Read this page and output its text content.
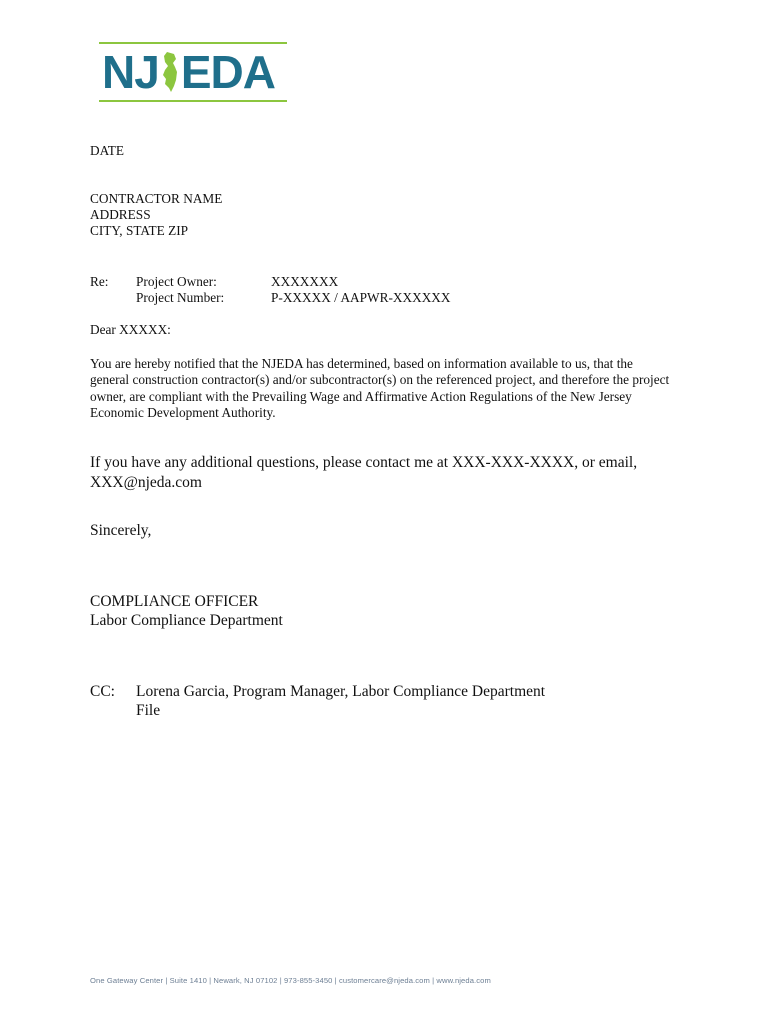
NJ EDA
DATE
CONTRACTOR NAME
ADDRESS
CITY, STATE ZIP
Re: Project Owner:
Project Number:
XXXXXXX
P-XXXXX / AAPWR-XXXXXX
Dear XXXXX:
You are hereby notified that the NJEDA has determined, based on information available to us, that the general construction contractor(s) and/or subcontractor(s) on the referenced project, and therefore the project owner, are compliant with the Prevailing Wage and Affirmative Action Regulations of the New Jersey Economic Development Authority.
If you have any additional questions, please contact me at XXX-XXX-XXXX, or email, XXX@njeda.com
Sincerely,
COMPLIANCE OFFICER
Labor Compliance Department
CC: Lorena Garcia, Program Manager, Labor Compliance Department
File
One Gateway Center | Suite 1410 | Newark, NJ 07102 | 973-855-3450 | customercare@njeda.com | www.njeda.com
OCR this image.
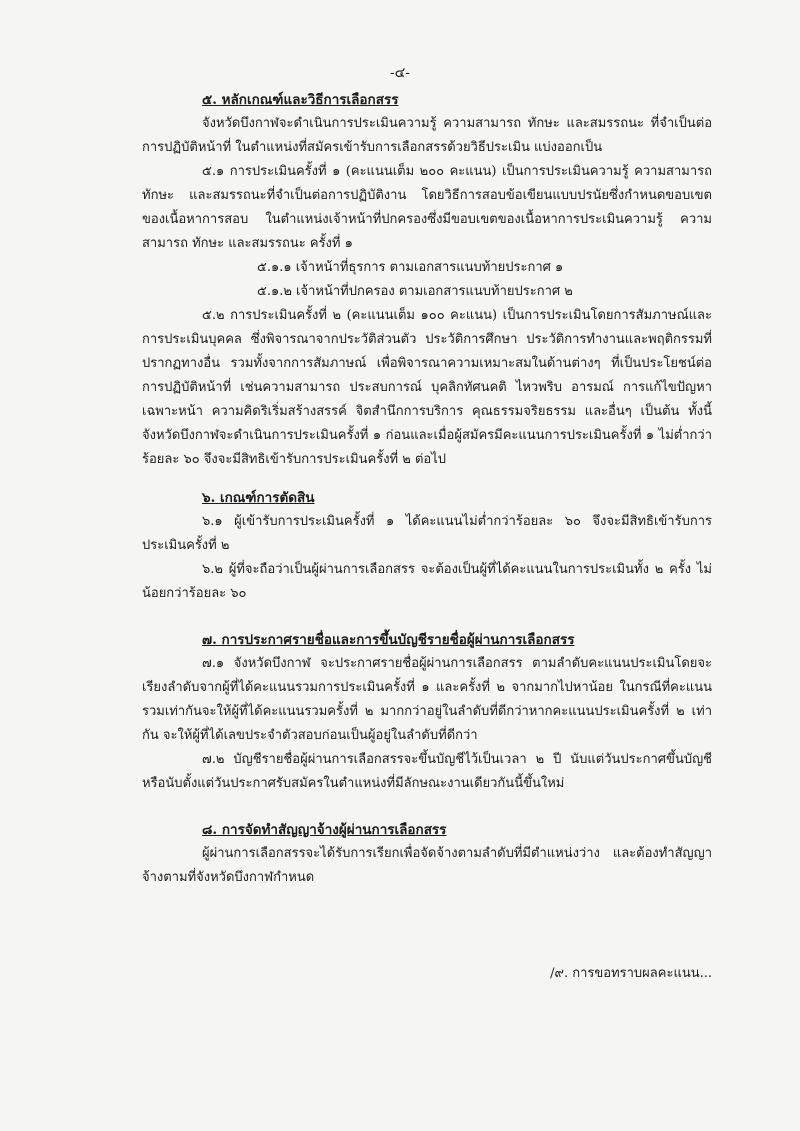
-๔-

๕. หลักเกณฑ์และวิธีการเลือกสรร

จังหวัดบึงกาฬจะดำเนินการประเมินความรู้ ความสามารถ ทักษะ และสมรรถนะ ที่จำเป็นต่อการปฏิบัติหน้าที่ ในตำแหน่งที่สมัครเข้ารับการเลือกสรรด้วยวิธีประเมิน แบ่งออกเป็น

๕.๑ การประเมินครั้งที่ ๑ (คะแนนเต็ม ๒๐๐ คะแนน) เป็นการประเมินความรู้ ความสามารถ ทักษะ และสมรรถนะที่จำเป็นต่อการปฏิบัติงาน โดยวิธีการสอบข้อเขียนแบบปรนัยซึ่งกำหนดขอบเขตของเนื้อหาการสอบ ในตำแหน่งเจ้าหน้าที่ปกครองซึ่งมีขอบเขตของเนื้อหาการประเมินความรู้ ความสามารถ ทักษะ และสมรรถนะ ครั้งที่ ๑

๕.๑.๑ เจ้าหน้าที่ธุรการ ตามเอกสารแนบท้ายประกาศ ๑

๕.๑.๒ เจ้าหน้าที่ปกครอง ตามเอกสารแนบท้ายประกาศ ๒

๕.๒ การประเมินครั้งที่ ๒ (คะแนนเต็ม ๑๐๐ คะแนน) เป็นการประเมินโดยการสัมภาษณ์และการประเมินบุคคล ซึ่งพิจารณาจากประวัติส่วนตัว ประวัติการศึกษา ประวัติการทำงานและพฤติกรรมที่ปรากฏทางอื่น รวมทั้งจากการสัมภาษณ์ เพื่อพิจารณาความเหมาะสมในด้านต่างๆ ที่เป็นประโยชน์ต่อการปฏิบัติหน้าที่ เช่นความสามารถ ประสบการณ์ บุคลิกทัศนคติ ไหวพริบ อารมณ์ การแก้ไขปัญหาเฉพาะหน้า ความคิดริเริ่มสร้างสรรค์ จิตสำนึกการบริการ คุณธรรมจริยธรรม และอื่นๆ เป็นต้น ทั้งนี้ จังหวัดบึงกาฬจะดำเนินการประเมินครั้งที่ ๑ ก่อนและเมื่อผู้สมัครมีคะแนนการประเมินครั้งที่ ๑ ไม่ต่ำกว่าร้อยละ ๖๐ จึงจะมีสิทธิเข้ารับการประเมินครั้งที่ ๒ ต่อไป

๖. เกณฑ์การตัดสิน

๖.๑ ผู้เข้ารับการประเมินครั้งที่ ๑ ได้คะแนนไม่ต่ำกว่าร้อยละ ๖๐ จึงจะมีสิทธิเข้ารับการประเมินครั้งที่ ๒

๖.๒ ผู้ที่จะถือว่าเป็นผู้ผ่านการเลือกสรร จะต้องเป็นผู้ที่ได้คะแนนในการประเมินทั้ง ๒ ครั้ง ไม่น้อยกว่าร้อยละ ๖๐

๗. การประกาศรายชื่อและการขึ้นบัญชีรายชื่อผู้ผ่านการเลือกสรร

๗.๑ จังหวัดบึงกาฬ จะประกาศรายชื่อผู้ผ่านการเลือกสรร ตามลำดับคะแนนประเมินโดยจะเรียงลำดับจากผู้ที่ได้คะแนนรวมการประเมินครั้งที่ ๑ และครั้งที่ ๒ จากมากไปหาน้อย ในกรณีที่คะแนนรวมเท่ากันจะให้ผู้ที่ได้คะแนนรวมครั้งที่ ๒ มากกว่าอยู่ในลำดับที่ดีกว่าหากคะแนนประเมินครั้งที่ ๒ เท่ากัน จะให้ผู้ที่ได้เลขประจำตัวสอบก่อนเป็นผู้อยู่ในลำดับที่ดีกว่า

๗.๒ บัญชีรายชื่อผู้ผ่านการเลือกสรรจะขึ้นบัญชีไว้เป็นเวลา ๒ ปี นับแต่วันประกาศขึ้นบัญชี หรือนับตั้งแต่วันประกาศรับสมัครในตำแหน่งที่มีลักษณะงานเดียวกันนี้ขึ้นใหม่

๘. การจัดทำสัญญาจ้างผู้ผ่านการเลือกสรร

ผู้ผ่านการเลือกสรรจะได้รับการเรียกเพื่อจัดจ้างตามลำดับที่มีตำแหน่งว่าง และต้องทำสัญญาจ้างตามที่จังหวัดบึงกาฬกำหนด

/๙. การขอทราบผลคะแนน...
________________
▶ **Task goal**:
The listing above needs to be output again exactly. Don't include the pictures.

▶ **Task answer**:
Read this page and output its text content.
NJ EDA
DATE
CONTRACTOR NAME
ADDRESS
CITY, STATE ZIP
Re: Project Owner:
Project Number:
XXXXXXX
P-XXXXX / AAPWR-XXXXXX
Dear XXXXX:
You are hereby notified that the NJEDA has determined, based on information available to us, that the general construction contractor(s) and/or subcontractor(s) on the referenced project, and therefore the project owner, are compliant with the Prevailing Wage and Affirmative Action Regulations of the New Jersey Economic Development Authority.
If you have any additional questions, please contact me at XXX-XXX-XXXX, or email, XXX@njeda.com
Sincerely,
COMPLIANCE OFFICER
Labor Compliance Department
CC: Lorena Garcia, Program Manager, Labor Compliance Department
File
One Gateway Center | Suite 1410 | Newark, NJ 07102 | 973-855-3450 | customercare@njeda.com | www.njeda.com
OCR this image.
-๔-

๕. หลักเกณฑ์และวิธีการเลือกสรร

จังหวัดบึงกาฬจะดำเนินการประเมินความรู้ ความสามารถ ทักษะ และสมรรถนะ ที่จำเป็นต่อการปฏิบัติหน้าที่ ในตำแหน่งที่สมัครเข้ารับการเลือกสรรด้วยวิธีประเมิน แบ่งออกเป็น

๕.๑ การประเมินครั้งที่ ๑ (คะแนนเต็ม ๒๐๐ คะแนน) เป็นการประเมินความรู้ ความสามารถ ทักษะ และสมรรถนะที่จำเป็นต่อการปฏิบัติงาน โดยวิธีการสอบข้อเขียนแบบปรนัยซึ่งกำหนดขอบเขตของเนื้อหาการสอบ ในตำแหน่งเจ้าหน้าที่ปกครองซึ่งมีขอบเขตของเนื้อหาการประเมินความรู้ ความสามารถ ทักษะ และสมรรถนะ ครั้งที่ ๑

๕.๑.๑ เจ้าหน้าที่ธุรการ ตามเอกสารแนบท้ายประกาศ ๑

๕.๑.๒ เจ้าหน้าที่ปกครอง ตามเอกสารแนบท้ายประกาศ ๒

๕.๒ การประเมินครั้งที่ ๒ (คะแนนเต็ม ๑๐๐ คะแนน) เป็นการประเมินโดยการสัมภาษณ์และการประเมินบุคคล ซึ่งพิจารณาจากประวัติส่วนตัว ประวัติการศึกษา ประวัติการทำงานและพฤติกรรมที่ปรากฏทางอื่น รวมทั้งจากการสัมภาษณ์ เพื่อพิจารณาความเหมาะสมในด้านต่างๆ ที่เป็นประโยชน์ต่อการปฏิบัติหน้าที่ เช่นความสามารถ ประสบการณ์ บุคลิกทัศนคติ ไหวพริบ อารมณ์ การแก้ไขปัญหาเฉพาะหน้า ความคิดริเริ่มสร้างสรรค์ จิตสำนึกการบริการ คุณธรรมจริยธรรม และอื่นๆ เป็นต้น ทั้งนี้ จังหวัดบึงกาฬจะดำเนินการประเมินครั้งที่ ๑ ก่อนและเมื่อผู้สมัครมีคะแนนการประเมินครั้งที่ ๑ ไม่ต่ำกว่าร้อยละ ๖๐ จึงจะมีสิทธิเข้ารับการประเมินครั้งที่ ๒ ต่อไป

๖. เกณฑ์การตัดสิน

๖.๑ ผู้เข้ารับการประเมินครั้งที่ ๑ ได้คะแนนไม่ต่ำกว่าร้อยละ ๖๐ จึงจะมีสิทธิเข้ารับการประเมินครั้งที่ ๒

๖.๒ ผู้ที่จะถือว่าเป็นผู้ผ่านการเลือกสรร จะต้องเป็นผู้ที่ได้คะแนนในการประเมินทั้ง ๒ ครั้ง ไม่น้อยกว่าร้อยละ ๖๐

๗. การประกาศรายชื่อและการขึ้นบัญชีรายชื่อผู้ผ่านการเลือกสรร

๗.๑ จังหวัดบึงกาฬ จะประกาศรายชื่อผู้ผ่านการเลือกสรร ตามลำดับคะแนนประเมินโดยจะเรียงลำดับจากผู้ที่ได้คะแนนรวมการประเมินครั้งที่ ๑ และครั้งที่ ๒ จากมากไปหาน้อย ในกรณีที่คะแนนรวมเท่ากันจะให้ผู้ที่ได้คะแนนรวมครั้งที่ ๒ มากกว่าอยู่ในลำดับที่ดีกว่าหากคะแนนประเมินครั้งที่ ๒ เท่ากัน จะให้ผู้ที่ได้เลขประจำตัวสอบก่อนเป็นผู้อยู่ในลำดับที่ดีกว่า

๗.๒ บัญชีรายชื่อผู้ผ่านการเลือกสรรจะขึ้นบัญชีไว้เป็นเวลา ๒ ปี นับแต่วันประกาศขึ้นบัญชี หรือนับตั้งแต่วันประกาศรับสมัครในตำแหน่งที่มีลักษณะงานเดียวกันนี้ขึ้นใหม่

๘. การจัดทำสัญญาจ้างผู้ผ่านการเลือกสรร

ผู้ผ่านการเลือกสรรจะได้รับการเรียกเพื่อจัดจ้างตามลำดับที่มีตำแหน่งว่าง และต้องทำสัญญาจ้างตามที่จังหวัดบึงกาฬกำหนด

/๙. การขอทราบผลคะแนน...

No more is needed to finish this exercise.